### Task inputs
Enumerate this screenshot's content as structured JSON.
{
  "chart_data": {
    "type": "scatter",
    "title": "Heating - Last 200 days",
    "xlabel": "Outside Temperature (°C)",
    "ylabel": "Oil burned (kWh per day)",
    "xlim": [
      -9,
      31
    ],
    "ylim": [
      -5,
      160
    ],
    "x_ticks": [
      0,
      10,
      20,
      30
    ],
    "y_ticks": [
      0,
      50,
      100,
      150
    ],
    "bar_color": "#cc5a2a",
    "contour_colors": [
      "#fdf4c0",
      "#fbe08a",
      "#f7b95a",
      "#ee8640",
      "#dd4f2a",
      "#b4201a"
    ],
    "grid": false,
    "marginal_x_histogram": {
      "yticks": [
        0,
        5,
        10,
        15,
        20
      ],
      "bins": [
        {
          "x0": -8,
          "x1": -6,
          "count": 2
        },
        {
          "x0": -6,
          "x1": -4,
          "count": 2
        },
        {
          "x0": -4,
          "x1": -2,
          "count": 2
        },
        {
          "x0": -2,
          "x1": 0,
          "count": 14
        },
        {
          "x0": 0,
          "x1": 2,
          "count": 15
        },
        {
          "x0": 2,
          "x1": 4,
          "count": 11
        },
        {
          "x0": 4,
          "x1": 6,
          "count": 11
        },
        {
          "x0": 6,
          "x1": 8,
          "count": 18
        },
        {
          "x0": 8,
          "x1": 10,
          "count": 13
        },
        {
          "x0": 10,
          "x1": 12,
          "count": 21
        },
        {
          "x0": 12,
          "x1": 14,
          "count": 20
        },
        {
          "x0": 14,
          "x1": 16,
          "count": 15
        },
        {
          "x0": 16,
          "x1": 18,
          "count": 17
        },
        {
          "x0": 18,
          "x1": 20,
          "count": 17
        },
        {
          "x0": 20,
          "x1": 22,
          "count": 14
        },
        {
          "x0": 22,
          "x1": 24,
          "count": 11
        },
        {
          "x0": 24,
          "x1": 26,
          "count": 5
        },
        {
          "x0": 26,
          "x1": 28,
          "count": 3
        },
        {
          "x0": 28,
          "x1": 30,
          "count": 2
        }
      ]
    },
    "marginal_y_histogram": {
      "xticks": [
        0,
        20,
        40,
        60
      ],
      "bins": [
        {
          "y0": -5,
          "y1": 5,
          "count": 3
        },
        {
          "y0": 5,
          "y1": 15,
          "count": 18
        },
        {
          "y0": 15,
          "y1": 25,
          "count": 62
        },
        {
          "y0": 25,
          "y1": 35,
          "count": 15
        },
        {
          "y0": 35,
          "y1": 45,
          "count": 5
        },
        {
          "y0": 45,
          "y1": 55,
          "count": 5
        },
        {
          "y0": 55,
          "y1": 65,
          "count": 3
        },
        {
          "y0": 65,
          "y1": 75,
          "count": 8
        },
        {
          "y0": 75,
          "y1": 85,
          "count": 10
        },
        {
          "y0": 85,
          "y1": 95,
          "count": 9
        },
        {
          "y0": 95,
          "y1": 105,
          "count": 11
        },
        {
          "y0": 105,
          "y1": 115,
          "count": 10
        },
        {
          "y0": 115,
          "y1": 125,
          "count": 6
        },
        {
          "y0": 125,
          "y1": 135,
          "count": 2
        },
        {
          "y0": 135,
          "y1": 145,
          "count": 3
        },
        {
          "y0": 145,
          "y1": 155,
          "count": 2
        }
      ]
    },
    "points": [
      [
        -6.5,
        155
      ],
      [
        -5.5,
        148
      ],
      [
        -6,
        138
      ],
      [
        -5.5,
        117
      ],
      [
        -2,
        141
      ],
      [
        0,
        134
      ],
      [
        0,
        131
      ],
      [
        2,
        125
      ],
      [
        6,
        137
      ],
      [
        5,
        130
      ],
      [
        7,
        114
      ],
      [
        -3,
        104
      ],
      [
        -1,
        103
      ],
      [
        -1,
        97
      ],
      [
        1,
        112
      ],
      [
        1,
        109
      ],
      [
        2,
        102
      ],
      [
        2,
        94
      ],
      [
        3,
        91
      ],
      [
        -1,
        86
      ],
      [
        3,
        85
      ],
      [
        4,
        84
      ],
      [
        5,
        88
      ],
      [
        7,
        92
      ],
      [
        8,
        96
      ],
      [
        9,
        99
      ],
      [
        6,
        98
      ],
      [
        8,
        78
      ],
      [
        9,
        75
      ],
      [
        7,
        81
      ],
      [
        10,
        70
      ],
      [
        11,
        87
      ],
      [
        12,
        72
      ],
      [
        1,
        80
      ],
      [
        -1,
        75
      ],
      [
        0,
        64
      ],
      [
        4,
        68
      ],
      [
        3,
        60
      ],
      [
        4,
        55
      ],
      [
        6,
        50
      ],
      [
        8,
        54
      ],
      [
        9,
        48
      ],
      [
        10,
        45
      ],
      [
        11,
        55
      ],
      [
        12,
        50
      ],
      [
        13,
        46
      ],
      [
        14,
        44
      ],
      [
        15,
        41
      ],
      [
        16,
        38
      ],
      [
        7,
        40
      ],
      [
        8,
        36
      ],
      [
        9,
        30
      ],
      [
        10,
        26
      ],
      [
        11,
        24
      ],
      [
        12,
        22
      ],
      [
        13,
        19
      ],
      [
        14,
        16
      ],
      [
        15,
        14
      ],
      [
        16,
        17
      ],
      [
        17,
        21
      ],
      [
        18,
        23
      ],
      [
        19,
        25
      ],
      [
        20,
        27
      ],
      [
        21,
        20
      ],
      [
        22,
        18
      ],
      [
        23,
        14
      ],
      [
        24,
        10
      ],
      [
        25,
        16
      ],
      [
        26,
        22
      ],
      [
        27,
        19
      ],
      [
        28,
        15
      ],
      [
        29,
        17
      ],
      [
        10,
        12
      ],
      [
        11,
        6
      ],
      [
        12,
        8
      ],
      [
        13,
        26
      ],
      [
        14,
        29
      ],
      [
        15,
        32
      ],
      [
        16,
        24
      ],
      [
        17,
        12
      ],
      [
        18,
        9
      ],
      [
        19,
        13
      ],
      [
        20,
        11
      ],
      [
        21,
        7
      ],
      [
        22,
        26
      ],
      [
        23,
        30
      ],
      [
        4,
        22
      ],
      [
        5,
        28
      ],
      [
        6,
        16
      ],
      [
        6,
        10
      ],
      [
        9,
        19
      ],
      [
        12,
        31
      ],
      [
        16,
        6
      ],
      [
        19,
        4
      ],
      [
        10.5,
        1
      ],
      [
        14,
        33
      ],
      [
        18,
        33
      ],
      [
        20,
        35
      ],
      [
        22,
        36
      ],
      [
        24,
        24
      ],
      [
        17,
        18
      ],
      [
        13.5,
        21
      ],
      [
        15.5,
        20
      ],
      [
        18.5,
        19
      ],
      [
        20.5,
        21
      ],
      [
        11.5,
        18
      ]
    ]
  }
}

### Stated goal
Your task is to output the full set of records exactly as presented.

### Output for this exercise
Enumerate this screenshot's content as structured JSON.
{
  "chart_data": {
    "type": "scatter",
    "title": "Heating - Last 200 days",
    "xlabel": "Outside Temperature (°C)",
    "ylabel": "Oil burned (kWh per day)",
    "xlim": [
      -9,
      31
    ],
    "ylim": [
      -5,
      160
    ],
    "x_ticks": [
      0,
      10,
      20,
      30
    ],
    "y_ticks": [
      0,
      50,
      100,
      150
    ],
    "bar_color": "#cc5a2a",
    "contour_colors": [
      "#fdf4c0",
      "#fbe08a",
      "#f7b95a",
      "#ee8640",
      "#dd4f2a",
      "#b4201a"
    ],
    "grid": false,
    "marginal_x_histogram": {
      "yticks": [
        0,
        5,
        10,
        15,
        20
      ],
      "bins": [
        {
          "x0": -8,
          "x1": -6,
          "count": 2
        },
        {
          "x0": -6,
          "x1": -4,
          "count": 2
        },
        {
          "x0": -4,
          "x1": -2,
          "count": 2
        },
        {
          "x0": -2,
          "x1": 0,
          "count": 14
        },
        {
          "x0": 0,
          "x1": 2,
          "count": 15
        },
        {
          "x0": 2,
          "x1": 4,
          "count": 11
        },
        {
          "x0": 4,
          "x1": 6,
          "count": 11
        },
        {
          "x0": 6,
          "x1": 8,
          "count": 18
        },
        {
          "x0": 8,
          "x1": 10,
          "count": 13
        },
        {
          "x0": 10,
          "x1": 12,
          "count": 21
        },
        {
          "x0": 12,
          "x1": 14,
          "count": 20
        },
        {
          "x0": 14,
          "x1": 16,
          "count": 15
        },
        {
          "x0": 16,
          "x1": 18,
          "count": 17
        },
        {
          "x0": 18,
          "x1": 20,
          "count": 17
        },
        {
          "x0": 20,
          "x1": 22,
          "count": 14
        },
        {
          "x0": 22,
          "x1": 24,
          "count": 11
        },
        {
          "x0": 24,
          "x1": 26,
          "count": 5
        },
        {
          "x0": 26,
          "x1": 28,
          "count": 3
        },
        {
          "x0": 28,
          "x1": 30,
          "count": 2
        }
      ]
    },
    "marginal_y_histogram": {
      "xticks": [
        0,
        20,
        40,
        60
      ],
      "bins": [
        {
          "y0": -5,
          "y1": 5,
          "count": 3
        },
        {
          "y0": 5,
          "y1": 15,
          "count": 18
        },
        {
          "y0": 15,
          "y1": 25,
          "count": 62
        },
        {
          "y0": 25,
          "y1": 35,
          "count": 15
        },
        {
          "y0": 35,
          "y1": 45,
          "count": 5
        },
        {
          "y0": 45,
          "y1": 55,
          "count": 5
        },
        {
          "y0": 55,
          "y1": 65,
          "count": 3
        },
        {
          "y0": 65,
          "y1": 75,
          "count": 8
        },
        {
          "y0": 75,
          "y1": 85,
          "count": 10
        },
        {
          "y0": 85,
          "y1": 95,
          "count": 9
        },
        {
          "y0": 95,
          "y1": 105,
          "count": 11
        },
        {
          "y0": 105,
          "y1": 115,
          "count": 10
        },
        {
          "y0": 115,
          "y1": 125,
          "count": 6
        },
        {
          "y0": 125,
          "y1": 135,
          "count": 2
        },
        {
          "y0": 135,
          "y1": 145,
          "count": 3
        },
        {
          "y0": 145,
          "y1": 155,
          "count": 2
        }
      ]
    },
    "points": [
      [
        -6.5,
        155
      ],
      [
        -5.5,
        148
      ],
      [
        -6,
        138
      ],
      [
        -5.5,
        117
      ],
      [
        -2,
        141
      ],
      [
        0,
        134
      ],
      [
        0,
        131
      ],
      [
        2,
        125
      ],
      [
        6,
        137
      ],
      [
        5,
        130
      ],
      [
        7,
        114
      ],
      [
        -3,
        104
      ],
      [
        -1,
        103
      ],
      [
        -1,
        97
      ],
      [
        1,
        112
      ],
      [
        1,
        109
      ],
      [
        2,
        102
      ],
      [
        2,
        94
      ],
      [
        3,
        91
      ],
      [
        -1,
        86
      ],
      [
        3,
        85
      ],
      [
        4,
        84
      ],
      [
        5,
        88
      ],
      [
        7,
        92
      ],
      [
        8,
        96
      ],
      [
        9,
        99
      ],
      [
        6,
        98
      ],
      [
        8,
        78
      ],
      [
        9,
        75
      ],
      [
        7,
        81
      ],
      [
        10,
        70
      ],
      [
        11,
        87
      ],
      [
        12,
        72
      ],
      [
        1,
        80
      ],
      [
        -1,
        75
      ],
      [
        0,
        64
      ],
      [
        4,
        68
      ],
      [
        3,
        60
      ],
      [
        4,
        55
      ],
      [
        6,
        50
      ],
      [
        8,
        54
      ],
      [
        9,
        48
      ],
      [
        10,
        45
      ],
      [
        11,
        55
      ],
      [
        12,
        50
      ],
      [
        13,
        46
      ],
      [
        14,
        44
      ],
      [
        15,
        41
      ],
      [
        16,
        38
      ],
      [
        7,
        40
      ],
      [
        8,
        36
      ],
      [
        9,
        30
      ],
      [
        10,
        26
      ],
      [
        11,
        24
      ],
      [
        12,
        22
      ],
      [
        13,
        19
      ],
      [
        14,
        16
      ],
      [
        15,
        14
      ],
      [
        16,
        17
      ],
      [
        17,
        21
      ],
      [
        18,
        23
      ],
      [
        19,
        25
      ],
      [
        20,
        27
      ],
      [
        21,
        20
      ],
      [
        22,
        18
      ],
      [
        23,
        14
      ],
      [
        24,
        10
      ],
      [
        25,
        16
      ],
      [
        26,
        22
      ],
      [
        27,
        19
      ],
      [
        28,
        15
      ],
      [
        29,
        17
      ],
      [
        10,
        12
      ],
      [
        11,
        6
      ],
      [
        12,
        8
      ],
      [
        13,
        26
      ],
      [
        14,
        29
      ],
      [
        15,
        32
      ],
      [
        16,
        24
      ],
      [
        17,
        12
      ],
      [
        18,
        9
      ],
      [
        19,
        13
      ],
      [
        20,
        11
      ],
      [
        21,
        7
      ],
      [
        22,
        26
      ],
      [
        23,
        30
      ],
      [
        4,
        22
      ],
      [
        5,
        28
      ],
      [
        6,
        16
      ],
      [
        6,
        10
      ],
      [
        9,
        19
      ],
      [
        12,
        31
      ],
      [
        16,
        6
      ],
      [
        19,
        4
      ],
      [
        10.5,
        1
      ],
      [
        14,
        33
      ],
      [
        18,
        33
      ],
      [
        20,
        35
      ],
      [
        22,
        36
      ],
      [
        24,
        24
      ],
      [
        17,
        18
      ],
      [
        13.5,
        21
      ],
      [
        15.5,
        20
      ],
      [
        18.5,
        19
      ],
      [
        20.5,
        21
      ],
      [
        11.5,
        18
      ]
    ]
  }
}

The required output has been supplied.